Goal of the exercise |
Output, without any changes, the part of the data that opens with the line containing "52, 119, 62]" and closes with the line containing "494, 96, 512]", including both of those lines.

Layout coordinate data
☆ ☆ ☆ ☆

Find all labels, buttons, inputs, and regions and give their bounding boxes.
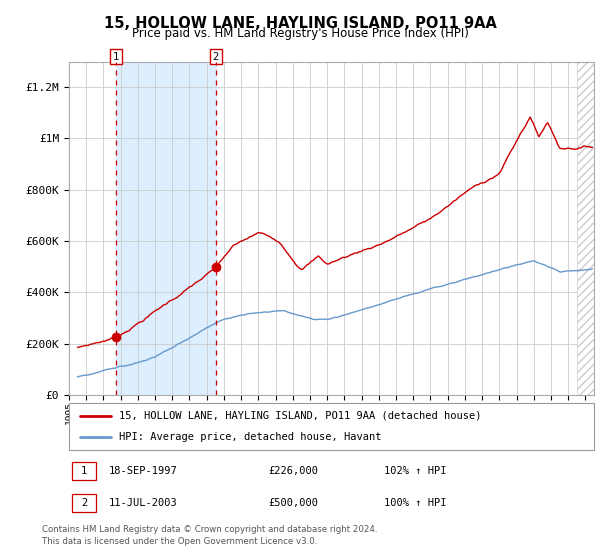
Text: 1: 1	[113, 52, 119, 62]
Text: 15, HOLLOW LANE, HAYLING ISLAND, PO11 9AA (detached house): 15, HOLLOW LANE, HAYLING ISLAND, PO11 9A…	[119, 410, 481, 421]
Text: HPI: Average price, detached house, Havant: HPI: Average price, detached house, Hava…	[119, 432, 382, 442]
Text: 15, HOLLOW LANE, HAYLING ISLAND, PO11 9AA: 15, HOLLOW LANE, HAYLING ISLAND, PO11 9A…	[104, 16, 496, 31]
Text: 18-SEP-1997: 18-SEP-1997	[109, 465, 177, 475]
FancyBboxPatch shape	[71, 494, 96, 512]
FancyBboxPatch shape	[69, 403, 594, 450]
Text: 2: 2	[81, 498, 87, 508]
Bar	[116, 62, 216, 395]
FancyBboxPatch shape	[71, 461, 96, 479]
Text: 102% ↑ HPI: 102% ↑ HPI	[384, 465, 446, 475]
Text: 2: 2	[213, 52, 219, 62]
Text: 11-JUL-2003: 11-JUL-2003	[109, 498, 177, 508]
Text: £226,000: £226,000	[269, 465, 319, 475]
Text: 100% ↑ HPI: 100% ↑ HPI	[384, 498, 446, 508]
Text: Price paid vs. HM Land Registry's House Price Index (HPI): Price paid vs. HM Land Registry's House …	[131, 27, 469, 40]
Text: £500,000: £500,000	[269, 498, 319, 508]
Text: 1: 1	[81, 465, 87, 475]
Text: Contains HM Land Registry data © Crown copyright and database right 2024.
This d: Contains HM Land Registry data © Crown c…	[42, 525, 377, 546]
Bar	[577, 62, 594, 395]
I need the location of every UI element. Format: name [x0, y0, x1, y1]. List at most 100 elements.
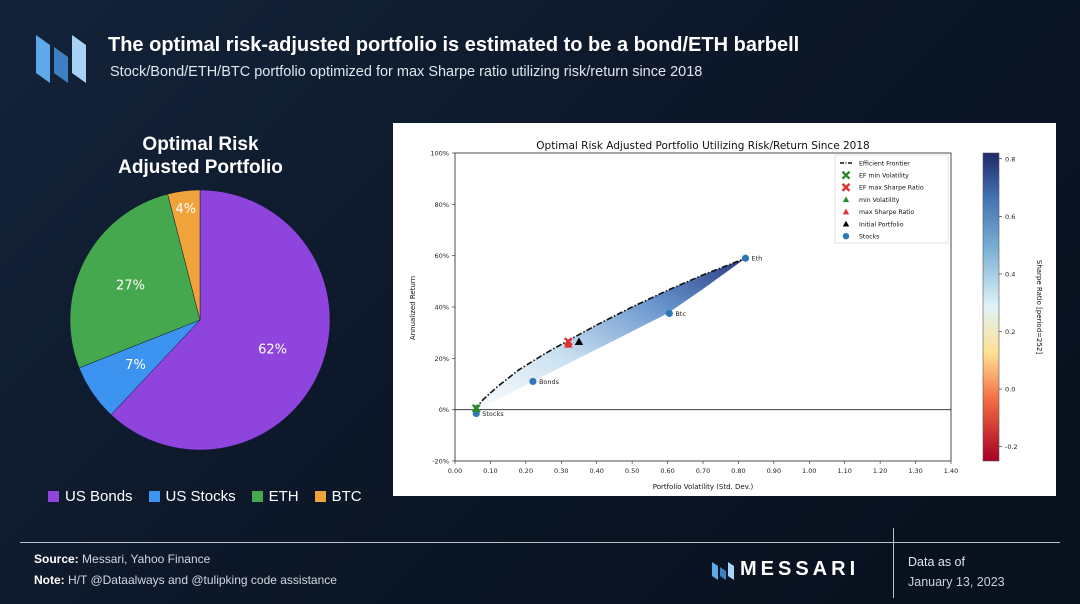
- min-volatility-marker: [472, 404, 481, 412]
- asset-label: Btc: [675, 310, 686, 318]
- asset-point-eth: [741, 254, 750, 262]
- pie-slice-label: 4%: [176, 202, 197, 217]
- legend-swatch: [148, 491, 160, 502]
- asset-point-bonds: [529, 377, 537, 386]
- legend-item-us-stocks: US Stocks: [148, 488, 236, 505]
- messari-wordmark: MESSARI: [740, 558, 860, 580]
- x-tick-label: 0.50: [625, 467, 639, 475]
- legend-triangle-symbol: [842, 208, 850, 215]
- x-tick-label: 0.20: [519, 467, 533, 475]
- legend-swatch: [251, 491, 263, 502]
- pie-title-line-2: Adjusted Portfolio: [118, 157, 283, 178]
- y-tick-label: 100%: [430, 150, 449, 158]
- data-as-of-date: January 13, 2023: [908, 575, 1005, 589]
- legend-label: EF min Volatility: [859, 173, 909, 180]
- data-as-of-label: Data as of: [908, 555, 965, 569]
- chart-title: Optimal Risk Adjusted Portfolio Utilizin…: [536, 140, 869, 152]
- messari-logo-icon: [36, 35, 86, 83]
- legend-box: [834, 154, 949, 244]
- pie-slice-eth: [69, 193, 201, 369]
- pie-slice-label: 7%: [125, 358, 146, 373]
- source-text: Messari, Yahoo Finance: [78, 552, 211, 566]
- note-text: H/T @Dataalways and @tulipking code assi…: [64, 573, 337, 587]
- source-label: Source:: [34, 552, 79, 566]
- x-tick-label: 0.10: [483, 467, 497, 475]
- note-label: Note:: [34, 573, 65, 587]
- asset-label: Bonds: [539, 378, 560, 386]
- x-axis-label: Portfolio Volatility (Std. Dev.): [653, 483, 754, 491]
- colorbar-tick-label: 0.4: [1005, 270, 1015, 278]
- colorbar-tick-label: 0.0: [1005, 386, 1015, 394]
- x-tick-label: 1.10: [837, 467, 851, 475]
- chart-legend: Efficient Frontier EF min Volatility EF ma…: [834, 154, 949, 244]
- x-tick-label: 1.30: [908, 467, 922, 475]
- pie-chart-title: Optimal Risk Adjusted Portfolio: [78, 133, 323, 179]
- footer-divider: [20, 542, 1060, 543]
- asset-label: Stocks: [482, 410, 504, 418]
- pie-slice-label: 62%: [258, 343, 287, 358]
- legend-label: Stocks: [859, 234, 879, 241]
- colorbar-tick-label: -0.2: [1005, 443, 1018, 451]
- colorbar-gradient: [982, 152, 1000, 462]
- y-tick-label: 60%: [435, 252, 449, 260]
- pie-slice-label: 27%: [116, 279, 145, 294]
- x-tick-label: 0.90: [767, 467, 781, 475]
- legend-swatch: [48, 491, 59, 502]
- x-tick-label: 0.70: [696, 467, 710, 475]
- efficient-frontier-chart: Optimal Risk Adjusted Portfolio Utilizin…: [409, 140, 1043, 491]
- colorbar-tick-label: 0.8: [1005, 155, 1015, 163]
- y-tick-label: -20%: [432, 458, 449, 466]
- efficient-frontier-chart-panel: Optimal Risk Adjusted Portfolio Utilizin…: [393, 123, 1056, 496]
- y-tick-label: 0%: [439, 406, 449, 414]
- legend-item-us-bonds: US Bonds: [48, 488, 133, 505]
- footnote: Note: H/T @Dataalways and @tulipking cod…: [34, 573, 337, 587]
- legend-x-symbol: [841, 170, 851, 180]
- colorbar-tick-label: 0.2: [1005, 328, 1015, 336]
- portfolio-simulation-cloud: [474, 258, 746, 413]
- y-tick-label: 80%: [435, 201, 449, 209]
- legend-label: Initial Portfolio: [859, 221, 904, 228]
- pie-slice-btc: [167, 190, 201, 321]
- legend-circle-symbol: [842, 233, 850, 240]
- footer-vertical-divider: [893, 528, 894, 598]
- legend-item-eth: ETH: [251, 488, 299, 505]
- messari-brand-icon: [712, 561, 734, 580]
- legend-label: ETH: [268, 488, 299, 505]
- legend-label: BTC: [331, 488, 362, 505]
- x-tick-label: 0.40: [589, 467, 603, 475]
- colorbar-label: Sharpe Ratio [period=252]: [1035, 260, 1043, 354]
- x-tick-label: 1.20: [873, 467, 887, 475]
- legend-label: min Volatility: [859, 197, 900, 204]
- legend-swatch: [314, 491, 326, 502]
- x-tick-label: 0.00: [448, 467, 462, 475]
- page-subtitle: Stock/Bond/ETH/BTC portfolio optimized f…: [110, 64, 703, 80]
- legend-item-btc: BTC: [314, 488, 362, 505]
- pie-title-line-1: Optimal Risk: [142, 134, 259, 155]
- x-tick-label: 1.40: [944, 467, 958, 475]
- pie-slice-us-bonds: [110, 190, 331, 451]
- legend-label: US Bonds: [65, 488, 133, 505]
- x-tick-label: 1.00: [802, 467, 816, 475]
- page-title: The optimal risk-adjusted portfolio is e…: [108, 34, 800, 56]
- x-tick-label: 0.30: [554, 467, 568, 475]
- sharpe-colorbar: 0.8 0.6 0.4 0.2 0.0 -0.2 Sharpe Ratio [period…: [982, 152, 1043, 462]
- x-tick-label: 0.80: [731, 467, 745, 475]
- initial-portfolio-marker: [574, 337, 584, 346]
- legend-label: Efficient Frontier: [859, 160, 910, 167]
- source-note: Source: Messari, Yahoo Finance: [34, 552, 210, 566]
- legend-label: EF max Sharpe Ratio: [859, 185, 924, 192]
- legend-label: max Sharpe Ratio: [859, 209, 914, 216]
- y-axis-label: Annualized Return: [409, 276, 417, 340]
- pie-legend: US Bonds US Stocks ETH BTC: [48, 488, 362, 505]
- colorbar-tick-label: 0.6: [1005, 213, 1015, 221]
- legend-label: US Stocks: [165, 488, 236, 505]
- pie-chart: 62% 7% 27% 4%: [69, 190, 331, 451]
- legend-triangle-symbol: [842, 220, 850, 227]
- x-tick-label: 0.60: [660, 467, 674, 475]
- y-tick-label: 20%: [435, 355, 449, 363]
- asset-label: Eth: [752, 255, 763, 263]
- y-tick-label: 40%: [435, 304, 449, 312]
- messari-brand: MESSARI: [712, 558, 859, 581]
- legend-triangle-symbol: [842, 196, 850, 203]
- max-sharpe-ratio-marker: [564, 340, 573, 348]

☆ ☆ ☆ ☆

Result of this exercise |
Text: 1: 1	[113, 52, 119, 62]
Text: 15, HOLLOW LANE, HAYLING ISLAND, PO11 9AA (detached house): 15, HOLLOW LANE, HAYLING ISLAND, PO11 9A…	[119, 410, 481, 421]
Text: HPI: Average price, detached house, Havant: HPI: Average price, detached house, Hava…	[119, 432, 382, 442]
Text: 15, HOLLOW LANE, HAYLING ISLAND, PO11 9AA: 15, HOLLOW LANE, HAYLING ISLAND, PO11 9A…	[104, 16, 496, 31]
Text: 18-SEP-1997: 18-SEP-1997	[109, 465, 177, 475]
FancyBboxPatch shape	[71, 494, 96, 512]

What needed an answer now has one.